What the task requires:
Please output the records below in full, exactly as given, but without the images.

:::

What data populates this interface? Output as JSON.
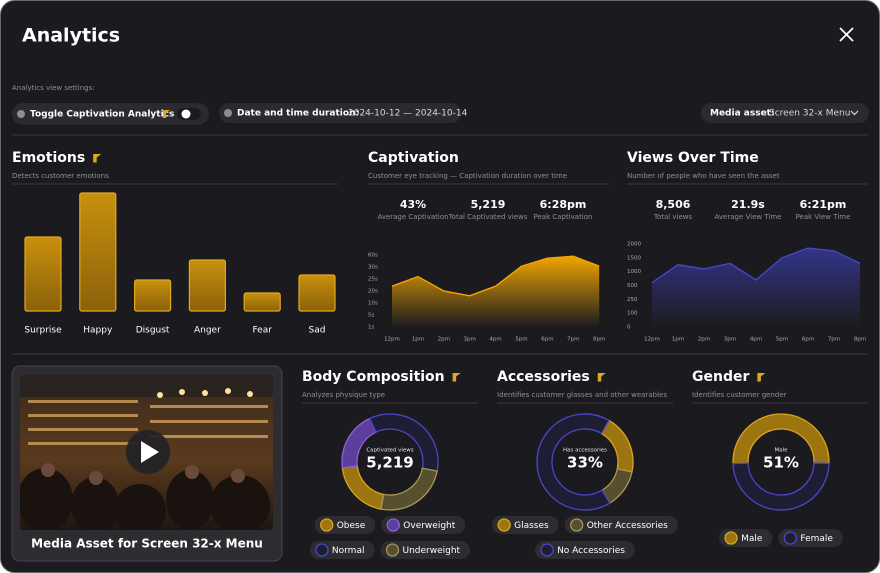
{
  "header": {
    "title": "Analytics"
  },
  "settings": {
    "label": "Analytics view settings:",
    "toggle": "Toggle Captivation Analytics",
    "date_label": "Date and time duration:",
    "date_value": "2024-10-12 — 2024-10-14",
    "media_label": "Media asset:",
    "media_value": "Screen 32-x Menu"
  },
  "emotions": {
    "type": "bar",
    "title": "Emotions",
    "subtitle": "Detects customer emotions",
    "categories": [
      "Surprise",
      "Happy",
      "Disgust",
      "Anger",
      "Fear",
      "Sad"
    ],
    "values": [
      74,
      118,
      31,
      51,
      18,
      36
    ],
    "color": "#b07e0c"
  },
  "captivation": {
    "type": "area",
    "title": "Captivation",
    "subtitle": "Customer eye tracking — Captivation duration over time",
    "stats": [
      {
        "value": "43%",
        "label": "Average Captivation"
      },
      {
        "value": "5,219",
        "label": "Total Captivated views"
      },
      {
        "value": "6:28pm",
        "label": "Peak Captivation"
      }
    ],
    "categories": [
      "12pm",
      "1pm",
      "2pm",
      "3pm",
      "4pm",
      "5pm",
      "6pm",
      "7pm",
      "8pm"
    ],
    "values": [
      22,
      26,
      20,
      16,
      22,
      32,
      52,
      57,
      32
    ],
    "ylim": [
      1,
      60
    ],
    "yticks": [
      {
        "value": 1,
        "label": "1s"
      },
      {
        "value": 5,
        "label": "5s"
      },
      {
        "value": 10,
        "label": "10s"
      },
      {
        "value": 20,
        "label": "20s"
      },
      {
        "value": 25,
        "label": "25s"
      },
      {
        "value": 30,
        "label": "30s"
      },
      {
        "value": 60,
        "label": "60s"
      }
    ],
    "color": "#f2a500"
  },
  "views_over_time": {
    "type": "area",
    "title": "Views Over Time",
    "subtitle": "Number of people who have seen the asset",
    "stats": [
      {
        "value": "8,506",
        "label": "Total views"
      },
      {
        "value": "21.9s",
        "label": "Average View Time"
      },
      {
        "value": "6:21pm",
        "label": "Peak View Time"
      }
    ],
    "categories": [
      "12pm",
      "1pm",
      "2pm",
      "3pm",
      "4pm",
      "5pm",
      "6pm",
      "7pm",
      "8pm"
    ],
    "values": [
      600,
      1250,
      1100,
      1300,
      700,
      1500,
      1850,
      1750,
      1300
    ],
    "ylim": [
      0,
      2000
    ],
    "yticks": [
      0,
      100,
      250,
      500,
      1000,
      1500,
      2000
    ],
    "color": "#4646c0"
  },
  "media": {
    "caption": "Media Asset for Screen 32-x Menu"
  },
  "body_composition": {
    "type": "donut",
    "title": "Body Composition",
    "subtitle": "Analyzes physique type",
    "center_label": "Captivated views",
    "center_value": "5,219",
    "categories": [
      "Obese",
      "Overweight",
      "Normal",
      "Underweight"
    ],
    "values": [
      20,
      20,
      35,
      25
    ],
    "colors": [
      "#9c7410",
      "#5e3e9c",
      "#1d1d33",
      "#57502e"
    ],
    "edges": [
      "#d9a420",
      "#8a62d8",
      "#4a46c8",
      "#a8975a"
    ]
  },
  "accessories": {
    "type": "donut",
    "title": "Accessories",
    "subtitle": "Identifies customer glasses and other wearables",
    "center_label": "Has accessories",
    "center_value": "33%",
    "categories": [
      "Glasses",
      "Other Accessories",
      "No Accessories"
    ],
    "values": [
      20,
      13,
      67
    ],
    "colors": [
      "#9c7410",
      "#57502e",
      "#1d1d33"
    ],
    "edges": [
      "#d9a420",
      "#a8975a",
      "#4a46c8"
    ]
  },
  "gender": {
    "type": "donut",
    "title": "Gender",
    "subtitle": "Identifies customer gender",
    "center_label": "Male",
    "center_value": "51%",
    "categories": [
      "Male",
      "Female"
    ],
    "values": [
      51,
      49
    ],
    "colors": [
      "#9c7410",
      "#1d1d33"
    ],
    "edges": [
      "#d9a420",
      "#4a46c8"
    ]
  }
}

:::

Solution for this problem:
What data populates this interface? Output as JSON.
{
  "header": {
    "title": "Analytics"
  },
  "settings": {
    "label": "Analytics view settings:",
    "toggle": "Toggle Captivation Analytics",
    "date_label": "Date and time duration:",
    "date_value": "2024-10-12 — 2024-10-14",
    "media_label": "Media asset:",
    "media_value": "Screen 32-x Menu"
  },
  "emotions": {
    "type": "bar",
    "title": "Emotions",
    "subtitle": "Detects customer emotions",
    "categories": [
      "Surprise",
      "Happy",
      "Disgust",
      "Anger",
      "Fear",
      "Sad"
    ],
    "values": [
      74,
      118,
      31,
      51,
      18,
      36
    ],
    "color": "#b07e0c"
  },
  "captivation": {
    "type": "area",
    "title": "Captivation",
    "subtitle": "Customer eye tracking — Captivation duration over time",
    "stats": [
      {
        "value": "43%",
        "label": "Average Captivation"
      },
      {
        "value": "5,219",
        "label": "Total Captivated views"
      },
      {
        "value": "6:28pm",
        "label": "Peak Captivation"
      }
    ],
    "categories": [
      "12pm",
      "1pm",
      "2pm",
      "3pm",
      "4pm",
      "5pm",
      "6pm",
      "7pm",
      "8pm"
    ],
    "values": [
      22,
      26,
      20,
      16,
      22,
      32,
      52,
      57,
      32
    ],
    "ylim": [
      1,
      60
    ],
    "yticks": [
      {
        "value": 1,
        "label": "1s"
      },
      {
        "value": 5,
        "label": "5s"
      },
      {
        "value": 10,
        "label": "10s"
      },
      {
        "value": 20,
        "label": "20s"
      },
      {
        "value": 25,
        "label": "25s"
      },
      {
        "value": 30,
        "label": "30s"
      },
      {
        "value": 60,
        "label": "60s"
      }
    ],
    "color": "#f2a500"
  },
  "views_over_time": {
    "type": "area",
    "title": "Views Over Time",
    "subtitle": "Number of people who have seen the asset",
    "stats": [
      {
        "value": "8,506",
        "label": "Total views"
      },
      {
        "value": "21.9s",
        "label": "Average View Time"
      },
      {
        "value": "6:21pm",
        "label": "Peak View Time"
      }
    ],
    "categories": [
      "12pm",
      "1pm",
      "2pm",
      "3pm",
      "4pm",
      "5pm",
      "6pm",
      "7pm",
      "8pm"
    ],
    "values": [
      600,
      1250,
      1100,
      1300,
      700,
      1500,
      1850,
      1750,
      1300
    ],
    "ylim": [
      0,
      2000
    ],
    "yticks": [
      0,
      100,
      250,
      500,
      1000,
      1500,
      2000
    ],
    "color": "#4646c0"
  },
  "media": {
    "caption": "Media Asset for Screen 32-x Menu"
  },
  "body_composition": {
    "type": "donut",
    "title": "Body Composition",
    "subtitle": "Analyzes physique type",
    "center_label": "Captivated views",
    "center_value": "5,219",
    "categories": [
      "Obese",
      "Overweight",
      "Normal",
      "Underweight"
    ],
    "values": [
      20,
      20,
      35,
      25
    ],
    "colors": [
      "#9c7410",
      "#5e3e9c",
      "#1d1d33",
      "#57502e"
    ],
    "edges": [
      "#d9a420",
      "#8a62d8",
      "#4a46c8",
      "#a8975a"
    ]
  },
  "accessories": {
    "type": "donut",
    "title": "Accessories",
    "subtitle": "Identifies customer glasses and other wearables",
    "center_label": "Has accessories",
    "center_value": "33%",
    "categories": [
      "Glasses",
      "Other Accessories",
      "No Accessories"
    ],
    "values": [
      20,
      13,
      67
    ],
    "colors": [
      "#9c7410",
      "#57502e",
      "#1d1d33"
    ],
    "edges": [
      "#d9a420",
      "#a8975a",
      "#4a46c8"
    ]
  },
  "gender": {
    "type": "donut",
    "title": "Gender",
    "subtitle": "Identifies customer gender",
    "center_label": "Male",
    "center_value": "51%",
    "categories": [
      "Male",
      "Female"
    ],
    "values": [
      51,
      49
    ],
    "colors": [
      "#9c7410",
      "#1d1d33"
    ],
    "edges": [
      "#d9a420",
      "#4a46c8"
    ]
  }
}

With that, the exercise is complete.